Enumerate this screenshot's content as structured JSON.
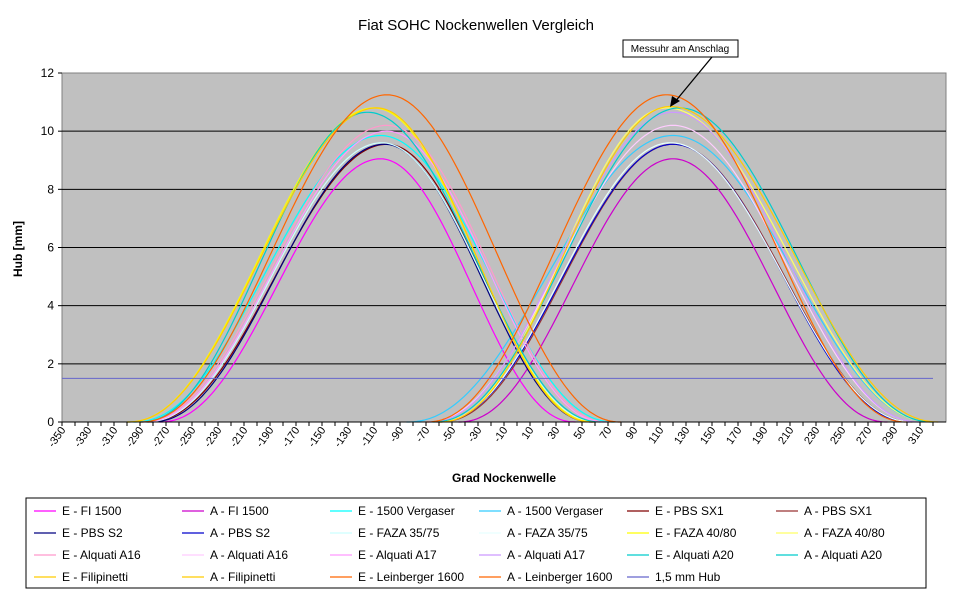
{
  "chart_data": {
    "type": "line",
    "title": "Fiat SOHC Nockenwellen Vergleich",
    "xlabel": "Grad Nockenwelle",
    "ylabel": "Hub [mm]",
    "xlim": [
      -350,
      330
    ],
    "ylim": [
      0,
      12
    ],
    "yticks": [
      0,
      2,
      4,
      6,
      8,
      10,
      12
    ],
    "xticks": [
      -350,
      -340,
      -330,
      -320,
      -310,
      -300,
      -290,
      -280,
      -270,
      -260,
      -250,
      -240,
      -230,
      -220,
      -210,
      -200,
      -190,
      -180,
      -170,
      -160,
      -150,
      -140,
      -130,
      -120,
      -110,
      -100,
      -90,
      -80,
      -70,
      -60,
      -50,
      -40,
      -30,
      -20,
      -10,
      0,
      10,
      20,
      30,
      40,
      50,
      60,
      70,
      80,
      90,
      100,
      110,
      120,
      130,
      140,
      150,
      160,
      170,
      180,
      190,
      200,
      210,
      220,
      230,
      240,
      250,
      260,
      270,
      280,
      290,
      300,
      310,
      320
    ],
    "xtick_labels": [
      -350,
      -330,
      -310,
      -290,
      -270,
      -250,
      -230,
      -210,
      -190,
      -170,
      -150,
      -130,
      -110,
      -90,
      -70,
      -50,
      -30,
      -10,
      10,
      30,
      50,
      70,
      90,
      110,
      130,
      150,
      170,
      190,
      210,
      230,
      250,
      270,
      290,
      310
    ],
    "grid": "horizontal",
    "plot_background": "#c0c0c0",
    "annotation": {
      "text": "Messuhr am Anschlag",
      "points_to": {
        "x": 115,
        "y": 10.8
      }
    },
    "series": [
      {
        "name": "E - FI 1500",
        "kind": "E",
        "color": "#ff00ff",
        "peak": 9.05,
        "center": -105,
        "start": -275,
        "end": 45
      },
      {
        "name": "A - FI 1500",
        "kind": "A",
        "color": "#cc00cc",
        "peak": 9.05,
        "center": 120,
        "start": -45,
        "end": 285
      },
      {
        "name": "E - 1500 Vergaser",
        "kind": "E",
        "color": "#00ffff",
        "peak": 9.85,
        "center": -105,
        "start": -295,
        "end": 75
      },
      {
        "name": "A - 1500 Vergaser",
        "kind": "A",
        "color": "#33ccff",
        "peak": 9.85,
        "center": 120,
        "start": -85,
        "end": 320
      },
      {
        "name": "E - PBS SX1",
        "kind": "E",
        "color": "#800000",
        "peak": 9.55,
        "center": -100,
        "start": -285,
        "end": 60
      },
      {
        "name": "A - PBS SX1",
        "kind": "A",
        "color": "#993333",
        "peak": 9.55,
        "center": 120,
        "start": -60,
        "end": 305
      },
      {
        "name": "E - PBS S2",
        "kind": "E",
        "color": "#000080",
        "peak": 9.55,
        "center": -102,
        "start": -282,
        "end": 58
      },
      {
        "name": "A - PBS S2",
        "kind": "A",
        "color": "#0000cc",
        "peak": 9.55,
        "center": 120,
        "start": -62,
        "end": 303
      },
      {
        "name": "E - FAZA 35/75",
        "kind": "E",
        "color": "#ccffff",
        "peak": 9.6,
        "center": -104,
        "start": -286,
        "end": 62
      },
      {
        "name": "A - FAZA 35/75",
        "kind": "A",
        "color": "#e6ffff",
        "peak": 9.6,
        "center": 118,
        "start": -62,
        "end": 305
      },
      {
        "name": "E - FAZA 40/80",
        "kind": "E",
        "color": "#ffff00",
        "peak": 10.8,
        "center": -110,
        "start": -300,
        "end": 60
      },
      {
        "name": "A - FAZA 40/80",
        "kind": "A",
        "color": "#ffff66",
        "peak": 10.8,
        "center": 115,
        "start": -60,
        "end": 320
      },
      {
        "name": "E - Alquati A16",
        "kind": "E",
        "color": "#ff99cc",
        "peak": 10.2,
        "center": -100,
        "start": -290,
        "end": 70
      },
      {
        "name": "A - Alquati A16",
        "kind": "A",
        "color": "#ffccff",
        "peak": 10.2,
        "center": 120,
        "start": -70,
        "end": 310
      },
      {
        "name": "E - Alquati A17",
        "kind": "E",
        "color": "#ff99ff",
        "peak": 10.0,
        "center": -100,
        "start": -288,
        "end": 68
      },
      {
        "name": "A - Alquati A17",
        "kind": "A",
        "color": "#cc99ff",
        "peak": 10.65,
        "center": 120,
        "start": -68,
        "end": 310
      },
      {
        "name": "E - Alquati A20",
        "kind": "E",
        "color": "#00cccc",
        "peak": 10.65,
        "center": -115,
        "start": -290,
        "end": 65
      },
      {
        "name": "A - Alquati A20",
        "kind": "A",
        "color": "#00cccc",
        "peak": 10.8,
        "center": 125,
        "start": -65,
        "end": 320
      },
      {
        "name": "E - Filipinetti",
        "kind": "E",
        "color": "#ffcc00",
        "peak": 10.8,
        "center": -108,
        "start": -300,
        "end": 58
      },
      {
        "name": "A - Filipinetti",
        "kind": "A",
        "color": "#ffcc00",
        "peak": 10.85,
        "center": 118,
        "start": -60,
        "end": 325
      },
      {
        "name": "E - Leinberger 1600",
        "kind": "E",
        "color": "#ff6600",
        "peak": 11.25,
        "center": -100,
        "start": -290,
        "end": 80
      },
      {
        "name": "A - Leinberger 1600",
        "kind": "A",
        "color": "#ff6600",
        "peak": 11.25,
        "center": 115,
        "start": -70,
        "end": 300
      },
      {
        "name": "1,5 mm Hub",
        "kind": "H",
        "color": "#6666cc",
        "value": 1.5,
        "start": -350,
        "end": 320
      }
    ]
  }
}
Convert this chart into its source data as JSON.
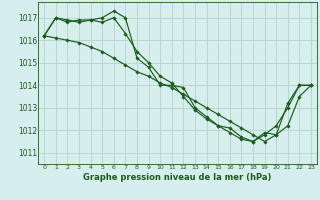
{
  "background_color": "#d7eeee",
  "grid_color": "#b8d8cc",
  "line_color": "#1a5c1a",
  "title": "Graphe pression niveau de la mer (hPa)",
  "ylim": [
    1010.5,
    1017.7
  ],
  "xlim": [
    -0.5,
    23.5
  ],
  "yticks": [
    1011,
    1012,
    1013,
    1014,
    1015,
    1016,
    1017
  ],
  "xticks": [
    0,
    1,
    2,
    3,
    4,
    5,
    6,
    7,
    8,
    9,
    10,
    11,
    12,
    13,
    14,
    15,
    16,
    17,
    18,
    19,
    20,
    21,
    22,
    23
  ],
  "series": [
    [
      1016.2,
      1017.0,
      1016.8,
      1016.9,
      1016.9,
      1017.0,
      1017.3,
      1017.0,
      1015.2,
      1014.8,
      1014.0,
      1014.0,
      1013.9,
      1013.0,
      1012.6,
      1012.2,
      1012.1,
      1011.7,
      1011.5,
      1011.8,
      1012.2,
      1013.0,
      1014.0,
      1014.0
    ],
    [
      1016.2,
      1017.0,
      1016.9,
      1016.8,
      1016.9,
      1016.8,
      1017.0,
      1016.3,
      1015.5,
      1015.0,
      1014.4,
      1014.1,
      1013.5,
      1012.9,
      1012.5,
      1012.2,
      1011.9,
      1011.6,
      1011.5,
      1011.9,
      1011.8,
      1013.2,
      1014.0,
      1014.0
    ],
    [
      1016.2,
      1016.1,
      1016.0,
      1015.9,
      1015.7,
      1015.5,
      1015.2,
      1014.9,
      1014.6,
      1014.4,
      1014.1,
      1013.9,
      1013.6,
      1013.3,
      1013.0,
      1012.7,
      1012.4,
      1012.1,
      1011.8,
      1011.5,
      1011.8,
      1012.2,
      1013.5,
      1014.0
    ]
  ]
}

════════════════

Directive - Reproduce the listing word for word and omit its pictures.

Result for this exercise -
Enumerate this screenshot's content as structured JSON.
{
  "chart_data": {
    "type": "line",
    "title": "Fiat SOHC Nockenwellen Vergleich",
    "xlabel": "Grad Nockenwelle",
    "ylabel": "Hub [mm]",
    "xlim": [
      -350,
      330
    ],
    "ylim": [
      0,
      12
    ],
    "yticks": [
      0,
      2,
      4,
      6,
      8,
      10,
      12
    ],
    "xticks": [
      -350,
      -340,
      -330,
      -320,
      -310,
      -300,
      -290,
      -280,
      -270,
      -260,
      -250,
      -240,
      -230,
      -220,
      -210,
      -200,
      -190,
      -180,
      -170,
      -160,
      -150,
      -140,
      -130,
      -120,
      -110,
      -100,
      -90,
      -80,
      -70,
      -60,
      -50,
      -40,
      -30,
      -20,
      -10,
      0,
      10,
      20,
      30,
      40,
      50,
      60,
      70,
      80,
      90,
      100,
      110,
      120,
      130,
      140,
      150,
      160,
      170,
      180,
      190,
      200,
      210,
      220,
      230,
      240,
      250,
      260,
      270,
      280,
      290,
      300,
      310,
      320
    ],
    "xtick_labels": [
      -350,
      -330,
      -310,
      -290,
      -270,
      -250,
      -230,
      -210,
      -190,
      -170,
      -150,
      -130,
      -110,
      -90,
      -70,
      -50,
      -30,
      -10,
      10,
      30,
      50,
      70,
      90,
      110,
      130,
      150,
      170,
      190,
      210,
      230,
      250,
      270,
      290,
      310
    ],
    "grid": "horizontal",
    "plot_background": "#c0c0c0",
    "annotation": {
      "text": "Messuhr am Anschlag",
      "points_to": {
        "x": 115,
        "y": 10.8
      }
    },
    "series": [
      {
        "name": "E - FI 1500",
        "kind": "E",
        "color": "#ff00ff",
        "peak": 9.05,
        "center": -105,
        "start": -275,
        "end": 45
      },
      {
        "name": "A - FI 1500",
        "kind": "A",
        "color": "#cc00cc",
        "peak": 9.05,
        "center": 120,
        "start": -45,
        "end": 285
      },
      {
        "name": "E - 1500 Vergaser",
        "kind": "E",
        "color": "#00ffff",
        "peak": 9.85,
        "center": -105,
        "start": -295,
        "end": 75
      },
      {
        "name": "A - 1500 Vergaser",
        "kind": "A",
        "color": "#33ccff",
        "peak": 9.85,
        "center": 120,
        "start": -85,
        "end": 320
      },
      {
        "name": "E - PBS SX1",
        "kind": "E",
        "color": "#800000",
        "peak": 9.55,
        "center": -100,
        "start": -285,
        "end": 60
      },
      {
        "name": "A - PBS SX1",
        "kind": "A",
        "color": "#993333",
        "peak": 9.55,
        "center": 120,
        "start": -60,
        "end": 305
      },
      {
        "name": "E - PBS S2",
        "kind": "E",
        "color": "#000080",
        "peak": 9.55,
        "center": -102,
        "start": -282,
        "end": 58
      },
      {
        "name": "A - PBS S2",
        "kind": "A",
        "color": "#0000cc",
        "peak": 9.55,
        "center": 120,
        "start": -62,
        "end": 303
      },
      {
        "name": "E - FAZA 35/75",
        "kind": "E",
        "color": "#ccffff",
        "peak": 9.6,
        "center": -104,
        "start": -286,
        "end": 62
      },
      {
        "name": "A - FAZA 35/75",
        "kind": "A",
        "color": "#e6ffff",
        "peak": 9.6,
        "center": 118,
        "start": -62,
        "end": 305
      },
      {
        "name": "E - FAZA 40/80",
        "kind": "E",
        "color": "#ffff00",
        "peak": 10.8,
        "center": -110,
        "start": -300,
        "end": 60
      },
      {
        "name": "A - FAZA 40/80",
        "kind": "A",
        "color": "#ffff66",
        "peak": 10.8,
        "center": 115,
        "start": -60,
        "end": 320
      },
      {
        "name": "E - Alquati A16",
        "kind": "E",
        "color": "#ff99cc",
        "peak": 10.2,
        "center": -100,
        "start": -290,
        "end": 70
      },
      {
        "name": "A - Alquati A16",
        "kind": "A",
        "color": "#ffccff",
        "peak": 10.2,
        "center": 120,
        "start": -70,
        "end": 310
      },
      {
        "name": "E - Alquati A17",
        "kind": "E",
        "color": "#ff99ff",
        "peak": 10.0,
        "center": -100,
        "start": -288,
        "end": 68
      },
      {
        "name": "A - Alquati A17",
        "kind": "A",
        "color": "#cc99ff",
        "peak": 10.65,
        "center": 120,
        "start": -68,
        "end": 310
      },
      {
        "name": "E - Alquati A20",
        "kind": "E",
        "color": "#00cccc",
        "peak": 10.65,
        "center": -115,
        "start": -290,
        "end": 65
      },
      {
        "name": "A - Alquati A20",
        "kind": "A",
        "color": "#00cccc",
        "peak": 10.8,
        "center": 125,
        "start": -65,
        "end": 320
      },
      {
        "name": "E - Filipinetti",
        "kind": "E",
        "color": "#ffcc00",
        "peak": 10.8,
        "center": -108,
        "start": -300,
        "end": 58
      },
      {
        "name": "A - Filipinetti",
        "kind": "A",
        "color": "#ffcc00",
        "peak": 10.85,
        "center": 118,
        "start": -60,
        "end": 325
      },
      {
        "name": "E - Leinberger 1600",
        "kind": "E",
        "color": "#ff6600",
        "peak": 11.25,
        "center": -100,
        "start": -290,
        "end": 80
      },
      {
        "name": "A - Leinberger 1600",
        "kind": "A",
        "color": "#ff6600",
        "peak": 11.25,
        "center": 115,
        "start": -70,
        "end": 300
      },
      {
        "name": "1,5 mm Hub",
        "kind": "H",
        "color": "#6666cc",
        "value": 1.5,
        "start": -350,
        "end": 320
      }
    ]
  }
}
Convert this chart into its source data as JSON.
{
  "background_color": "#d7eeee",
  "grid_color": "#b8d8cc",
  "line_color": "#1a5c1a",
  "title": "Graphe pression niveau de la mer (hPa)",
  "ylim": [
    1010.5,
    1017.7
  ],
  "xlim": [
    -0.5,
    23.5
  ],
  "yticks": [
    1011,
    1012,
    1013,
    1014,
    1015,
    1016,
    1017
  ],
  "xticks": [
    0,
    1,
    2,
    3,
    4,
    5,
    6,
    7,
    8,
    9,
    10,
    11,
    12,
    13,
    14,
    15,
    16,
    17,
    18,
    19,
    20,
    21,
    22,
    23
  ],
  "series": [
    [
      1016.2,
      1017.0,
      1016.8,
      1016.9,
      1016.9,
      1017.0,
      1017.3,
      1017.0,
      1015.2,
      1014.8,
      1014.0,
      1014.0,
      1013.9,
      1013.0,
      1012.6,
      1012.2,
      1012.1,
      1011.7,
      1011.5,
      1011.8,
      1012.2,
      1013.0,
      1014.0,
      1014.0
    ],
    [
      1016.2,
      1017.0,
      1016.9,
      1016.8,
      1016.9,
      1016.8,
      1017.0,
      1016.3,
      1015.5,
      1015.0,
      1014.4,
      1014.1,
      1013.5,
      1012.9,
      1012.5,
      1012.2,
      1011.9,
      1011.6,
      1011.5,
      1011.9,
      1011.8,
      1013.2,
      1014.0,
      1014.0
    ],
    [
      1016.2,
      1016.1,
      1016.0,
      1015.9,
      1015.7,
      1015.5,
      1015.2,
      1014.9,
      1014.6,
      1014.4,
      1014.1,
      1013.9,
      1013.6,
      1013.3,
      1013.0,
      1012.7,
      1012.4,
      1012.1,
      1011.8,
      1011.5,
      1011.8,
      1012.2,
      1013.5,
      1014.0
    ]
  ]
}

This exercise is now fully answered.